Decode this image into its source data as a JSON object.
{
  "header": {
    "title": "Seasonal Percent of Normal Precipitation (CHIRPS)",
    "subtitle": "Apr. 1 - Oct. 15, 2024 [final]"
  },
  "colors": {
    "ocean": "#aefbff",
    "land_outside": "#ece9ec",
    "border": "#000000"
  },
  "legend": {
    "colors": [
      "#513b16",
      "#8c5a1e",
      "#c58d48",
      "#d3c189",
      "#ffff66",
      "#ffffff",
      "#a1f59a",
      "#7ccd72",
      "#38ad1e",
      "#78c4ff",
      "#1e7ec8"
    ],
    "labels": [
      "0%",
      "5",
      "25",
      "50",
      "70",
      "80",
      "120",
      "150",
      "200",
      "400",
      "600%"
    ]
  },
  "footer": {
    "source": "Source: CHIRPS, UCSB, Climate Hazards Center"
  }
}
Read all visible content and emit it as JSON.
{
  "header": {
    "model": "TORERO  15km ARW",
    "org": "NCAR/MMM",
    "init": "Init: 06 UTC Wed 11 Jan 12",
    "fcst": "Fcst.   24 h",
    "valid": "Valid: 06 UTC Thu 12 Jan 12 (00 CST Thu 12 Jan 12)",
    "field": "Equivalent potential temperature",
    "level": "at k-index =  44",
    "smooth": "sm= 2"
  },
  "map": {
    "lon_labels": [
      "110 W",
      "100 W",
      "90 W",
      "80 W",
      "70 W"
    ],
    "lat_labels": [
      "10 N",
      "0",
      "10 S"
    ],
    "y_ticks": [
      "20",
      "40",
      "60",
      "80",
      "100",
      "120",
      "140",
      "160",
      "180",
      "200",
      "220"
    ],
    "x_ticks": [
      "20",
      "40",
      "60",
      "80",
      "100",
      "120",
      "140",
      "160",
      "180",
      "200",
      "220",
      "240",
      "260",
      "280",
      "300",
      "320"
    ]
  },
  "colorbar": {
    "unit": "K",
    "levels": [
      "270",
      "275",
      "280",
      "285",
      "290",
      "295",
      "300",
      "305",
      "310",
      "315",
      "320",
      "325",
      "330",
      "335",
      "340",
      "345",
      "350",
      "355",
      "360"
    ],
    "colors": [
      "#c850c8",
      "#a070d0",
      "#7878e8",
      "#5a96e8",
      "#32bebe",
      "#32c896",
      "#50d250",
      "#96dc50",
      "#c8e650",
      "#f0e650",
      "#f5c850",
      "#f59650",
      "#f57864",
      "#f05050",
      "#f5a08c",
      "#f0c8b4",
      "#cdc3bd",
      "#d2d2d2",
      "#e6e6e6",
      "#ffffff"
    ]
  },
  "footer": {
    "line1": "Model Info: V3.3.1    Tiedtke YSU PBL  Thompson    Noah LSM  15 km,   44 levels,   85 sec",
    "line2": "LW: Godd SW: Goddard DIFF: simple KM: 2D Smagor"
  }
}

REQUIRED TASK:
Retype the listing above in full, with no alterations.

RESPONSE BELOW:
Decode this image into its source data as a JSON object.
{
  "header": {
    "title": "Seasonal Percent of Normal Precipitation (CHIRPS)",
    "subtitle": "Apr. 1 - Oct. 15, 2024 [final]"
  },
  "colors": {
    "ocean": "#aefbff",
    "land_outside": "#ece9ec",
    "border": "#000000"
  },
  "legend": {
    "colors": [
      "#513b16",
      "#8c5a1e",
      "#c58d48",
      "#d3c189",
      "#ffff66",
      "#ffffff",
      "#a1f59a",
      "#7ccd72",
      "#38ad1e",
      "#78c4ff",
      "#1e7ec8"
    ],
    "labels": [
      "0%",
      "5",
      "25",
      "50",
      "70",
      "80",
      "120",
      "150",
      "200",
      "400",
      "600%"
    ]
  },
  "footer": {
    "source": "Source: CHIRPS, UCSB, Climate Hazards Center"
  }
}
Read all visible content and emit it as JSON.
{
  "header": {
    "model": "TORERO  15km ARW",
    "org": "NCAR/MMM",
    "init": "Init: 06 UTC Wed 11 Jan 12",
    "fcst": "Fcst.   24 h",
    "valid": "Valid: 06 UTC Thu 12 Jan 12 (00 CST Thu 12 Jan 12)",
    "field": "Equivalent potential temperature",
    "level": "at k-index =  44",
    "smooth": "sm= 2"
  },
  "map": {
    "lon_labels": [
      "110 W",
      "100 W",
      "90 W",
      "80 W",
      "70 W"
    ],
    "lat_labels": [
      "10 N",
      "0",
      "10 S"
    ],
    "y_ticks": [
      "20",
      "40",
      "60",
      "80",
      "100",
      "120",
      "140",
      "160",
      "180",
      "200",
      "220"
    ],
    "x_ticks": [
      "20",
      "40",
      "60",
      "80",
      "100",
      "120",
      "140",
      "160",
      "180",
      "200",
      "220",
      "240",
      "260",
      "280",
      "300",
      "320"
    ]
  },
  "colorbar": {
    "unit": "K",
    "levels": [
      "270",
      "275",
      "280",
      "285",
      "290",
      "295",
      "300",
      "305",
      "310",
      "315",
      "320",
      "325",
      "330",
      "335",
      "340",
      "345",
      "350",
      "355",
      "360"
    ],
    "colors": [
      "#c850c8",
      "#a070d0",
      "#7878e8",
      "#5a96e8",
      "#32bebe",
      "#32c896",
      "#50d250",
      "#96dc50",
      "#c8e650",
      "#f0e650",
      "#f5c850",
      "#f59650",
      "#f57864",
      "#f05050",
      "#f5a08c",
      "#f0c8b4",
      "#cdc3bd",
      "#d2d2d2",
      "#e6e6e6",
      "#ffffff"
    ]
  },
  "footer": {
    "line1": "Model Info: V3.3.1    Tiedtke YSU PBL  Thompson    Noah LSM  15 km,   44 levels,   85 sec",
    "line2": "LW: Godd SW: Goddard DIFF: simple KM: 2D Smagor"
  }
}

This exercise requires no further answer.